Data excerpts
START
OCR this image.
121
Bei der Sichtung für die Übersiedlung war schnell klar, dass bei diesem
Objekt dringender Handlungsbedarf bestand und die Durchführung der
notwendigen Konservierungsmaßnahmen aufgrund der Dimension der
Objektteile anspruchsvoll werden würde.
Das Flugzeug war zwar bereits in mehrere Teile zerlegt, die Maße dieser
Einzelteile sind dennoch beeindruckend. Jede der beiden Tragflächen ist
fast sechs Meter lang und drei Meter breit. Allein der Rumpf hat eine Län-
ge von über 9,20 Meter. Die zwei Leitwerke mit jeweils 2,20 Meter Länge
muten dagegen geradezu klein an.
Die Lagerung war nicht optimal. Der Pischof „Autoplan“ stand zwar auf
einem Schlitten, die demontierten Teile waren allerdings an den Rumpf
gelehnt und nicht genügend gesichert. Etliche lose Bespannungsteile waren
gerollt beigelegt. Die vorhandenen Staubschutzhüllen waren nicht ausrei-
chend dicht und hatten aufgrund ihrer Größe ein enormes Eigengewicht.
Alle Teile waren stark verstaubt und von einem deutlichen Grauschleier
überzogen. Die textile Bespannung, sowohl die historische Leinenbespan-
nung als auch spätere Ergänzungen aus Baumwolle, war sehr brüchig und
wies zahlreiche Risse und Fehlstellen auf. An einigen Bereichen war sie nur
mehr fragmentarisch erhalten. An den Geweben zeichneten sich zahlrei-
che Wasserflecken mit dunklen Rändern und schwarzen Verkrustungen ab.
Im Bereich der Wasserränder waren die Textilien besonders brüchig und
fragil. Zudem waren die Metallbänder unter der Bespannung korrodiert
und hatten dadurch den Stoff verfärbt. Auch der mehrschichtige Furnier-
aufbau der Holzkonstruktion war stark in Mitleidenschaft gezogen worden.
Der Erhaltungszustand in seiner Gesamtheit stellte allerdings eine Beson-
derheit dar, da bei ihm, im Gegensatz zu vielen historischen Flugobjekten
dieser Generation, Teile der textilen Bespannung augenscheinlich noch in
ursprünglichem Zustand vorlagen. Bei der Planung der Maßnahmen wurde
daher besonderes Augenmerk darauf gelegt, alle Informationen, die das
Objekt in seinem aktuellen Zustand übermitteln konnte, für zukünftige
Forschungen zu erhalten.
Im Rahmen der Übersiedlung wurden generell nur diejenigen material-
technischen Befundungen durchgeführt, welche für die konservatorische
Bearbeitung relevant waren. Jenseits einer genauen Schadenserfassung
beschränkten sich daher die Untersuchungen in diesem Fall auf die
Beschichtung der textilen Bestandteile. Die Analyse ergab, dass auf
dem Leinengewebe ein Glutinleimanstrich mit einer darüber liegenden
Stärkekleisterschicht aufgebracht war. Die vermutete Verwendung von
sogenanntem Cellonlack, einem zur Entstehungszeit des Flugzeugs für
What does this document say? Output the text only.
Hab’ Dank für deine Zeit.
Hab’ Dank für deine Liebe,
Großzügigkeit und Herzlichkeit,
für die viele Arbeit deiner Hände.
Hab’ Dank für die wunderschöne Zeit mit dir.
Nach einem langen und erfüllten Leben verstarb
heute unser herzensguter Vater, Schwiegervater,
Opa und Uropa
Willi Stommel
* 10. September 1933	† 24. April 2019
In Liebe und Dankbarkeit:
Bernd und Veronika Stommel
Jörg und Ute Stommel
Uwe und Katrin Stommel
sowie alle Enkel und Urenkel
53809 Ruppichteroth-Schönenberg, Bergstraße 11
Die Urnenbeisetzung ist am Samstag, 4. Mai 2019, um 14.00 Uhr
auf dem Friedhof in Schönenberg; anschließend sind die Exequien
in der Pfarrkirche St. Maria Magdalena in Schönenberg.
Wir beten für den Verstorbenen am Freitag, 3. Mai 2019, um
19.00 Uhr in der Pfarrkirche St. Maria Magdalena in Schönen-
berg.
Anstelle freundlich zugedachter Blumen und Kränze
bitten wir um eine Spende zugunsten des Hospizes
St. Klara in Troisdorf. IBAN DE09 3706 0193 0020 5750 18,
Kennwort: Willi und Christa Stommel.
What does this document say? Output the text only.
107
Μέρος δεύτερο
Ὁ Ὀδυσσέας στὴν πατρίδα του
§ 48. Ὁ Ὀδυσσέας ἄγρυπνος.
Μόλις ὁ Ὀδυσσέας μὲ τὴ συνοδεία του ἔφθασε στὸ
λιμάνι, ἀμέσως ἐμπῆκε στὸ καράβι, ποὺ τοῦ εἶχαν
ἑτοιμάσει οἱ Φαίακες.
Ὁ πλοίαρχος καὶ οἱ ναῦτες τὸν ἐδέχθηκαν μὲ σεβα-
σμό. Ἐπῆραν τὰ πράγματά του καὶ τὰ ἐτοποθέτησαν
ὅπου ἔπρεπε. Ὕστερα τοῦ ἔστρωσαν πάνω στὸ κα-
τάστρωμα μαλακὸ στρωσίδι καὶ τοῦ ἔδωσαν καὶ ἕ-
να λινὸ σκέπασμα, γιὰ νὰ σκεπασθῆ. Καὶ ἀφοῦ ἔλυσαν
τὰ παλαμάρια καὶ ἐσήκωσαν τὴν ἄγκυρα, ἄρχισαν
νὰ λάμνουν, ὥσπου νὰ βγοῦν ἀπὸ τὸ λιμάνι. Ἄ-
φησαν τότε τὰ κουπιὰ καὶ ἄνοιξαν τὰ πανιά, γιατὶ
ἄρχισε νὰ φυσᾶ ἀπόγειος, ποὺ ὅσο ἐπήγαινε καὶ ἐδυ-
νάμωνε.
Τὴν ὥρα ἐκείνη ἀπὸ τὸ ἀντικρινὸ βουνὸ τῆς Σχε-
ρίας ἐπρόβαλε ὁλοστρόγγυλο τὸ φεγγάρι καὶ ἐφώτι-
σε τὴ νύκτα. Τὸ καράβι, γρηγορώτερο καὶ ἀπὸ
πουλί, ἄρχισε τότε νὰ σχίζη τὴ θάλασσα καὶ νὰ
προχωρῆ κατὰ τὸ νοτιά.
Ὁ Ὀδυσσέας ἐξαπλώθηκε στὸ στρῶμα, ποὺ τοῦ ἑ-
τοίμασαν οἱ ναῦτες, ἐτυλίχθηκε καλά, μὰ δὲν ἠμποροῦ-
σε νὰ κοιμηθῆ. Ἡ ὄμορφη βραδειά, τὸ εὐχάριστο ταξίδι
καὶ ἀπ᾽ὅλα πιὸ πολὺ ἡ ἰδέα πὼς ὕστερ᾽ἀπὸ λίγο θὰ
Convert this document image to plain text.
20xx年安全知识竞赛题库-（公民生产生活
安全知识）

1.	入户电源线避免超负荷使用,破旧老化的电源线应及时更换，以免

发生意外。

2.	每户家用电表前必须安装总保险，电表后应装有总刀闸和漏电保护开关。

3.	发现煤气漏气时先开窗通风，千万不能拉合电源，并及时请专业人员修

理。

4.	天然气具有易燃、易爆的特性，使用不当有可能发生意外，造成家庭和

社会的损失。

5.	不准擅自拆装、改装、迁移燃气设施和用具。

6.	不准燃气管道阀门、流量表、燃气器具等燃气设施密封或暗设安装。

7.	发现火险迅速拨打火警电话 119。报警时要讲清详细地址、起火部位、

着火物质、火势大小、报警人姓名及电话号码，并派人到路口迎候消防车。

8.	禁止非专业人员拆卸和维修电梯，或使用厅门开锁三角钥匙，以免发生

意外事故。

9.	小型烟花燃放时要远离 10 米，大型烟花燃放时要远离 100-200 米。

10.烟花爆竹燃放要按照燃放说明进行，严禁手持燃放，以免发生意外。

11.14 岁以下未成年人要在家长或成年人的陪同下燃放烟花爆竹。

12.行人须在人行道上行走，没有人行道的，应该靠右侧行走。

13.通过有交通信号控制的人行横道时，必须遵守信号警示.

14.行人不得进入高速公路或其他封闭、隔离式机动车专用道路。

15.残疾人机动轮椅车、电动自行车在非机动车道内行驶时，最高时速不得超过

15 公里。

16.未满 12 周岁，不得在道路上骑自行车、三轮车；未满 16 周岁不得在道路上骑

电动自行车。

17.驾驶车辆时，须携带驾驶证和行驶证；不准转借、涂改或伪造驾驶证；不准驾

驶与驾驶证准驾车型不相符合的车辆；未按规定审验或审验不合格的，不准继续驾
END
Exercise goal: Repeat, without change, each line of the data above from the one that contains "Convert this document image to plain text." through the final line, counting both.

Result for this task:
Convert this document image to plain text.
20xx年安全知识竞赛题库-（公民生产生活
安全知识）

1.	入户电源线避免超负荷使用,破旧老化的电源线应及时更换，以免

发生意外。

2.	每户家用电表前必须安装总保险，电表后应装有总刀闸和漏电保护开关。

3.	发现煤气漏气时先开窗通风，千万不能拉合电源，并及时请专业人员修

理。

4.	天然气具有易燃、易爆的特性，使用不当有可能发生意外，造成家庭和

社会的损失。

5.	不准擅自拆装、改装、迁移燃气设施和用具。

6.	不准燃气管道阀门、流量表、燃气器具等燃气设施密封或暗设安装。

7.	发现火险迅速拨打火警电话 119。报警时要讲清详细地址、起火部位、

着火物质、火势大小、报警人姓名及电话号码，并派人到路口迎候消防车。

8.	禁止非专业人员拆卸和维修电梯，或使用厅门开锁三角钥匙，以免发生

意外事故。

9.	小型烟花燃放时要远离 10 米，大型烟花燃放时要远离 100-200 米。

10.烟花爆竹燃放要按照燃放说明进行，严禁手持燃放，以免发生意外。

11.14 岁以下未成年人要在家长或成年人的陪同下燃放烟花爆竹。

12.行人须在人行道上行走，没有人行道的，应该靠右侧行走。

13.通过有交通信号控制的人行横道时，必须遵守信号警示.

14.行人不得进入高速公路或其他封闭、隔离式机动车专用道路。

15.残疾人机动轮椅车、电动自行车在非机动车道内行驶时，最高时速不得超过

15 公里。

16.未满 12 周岁，不得在道路上骑自行车、三轮车；未满 16 周岁不得在道路上骑

电动自行车。

17.驾驶车辆时，须携带驾驶证和行驶证；不准转借、涂改或伪造驾驶证；不准驾

驶与驾驶证准驾车型不相符合的车辆；未按规定审验或审验不合格的，不准继续驾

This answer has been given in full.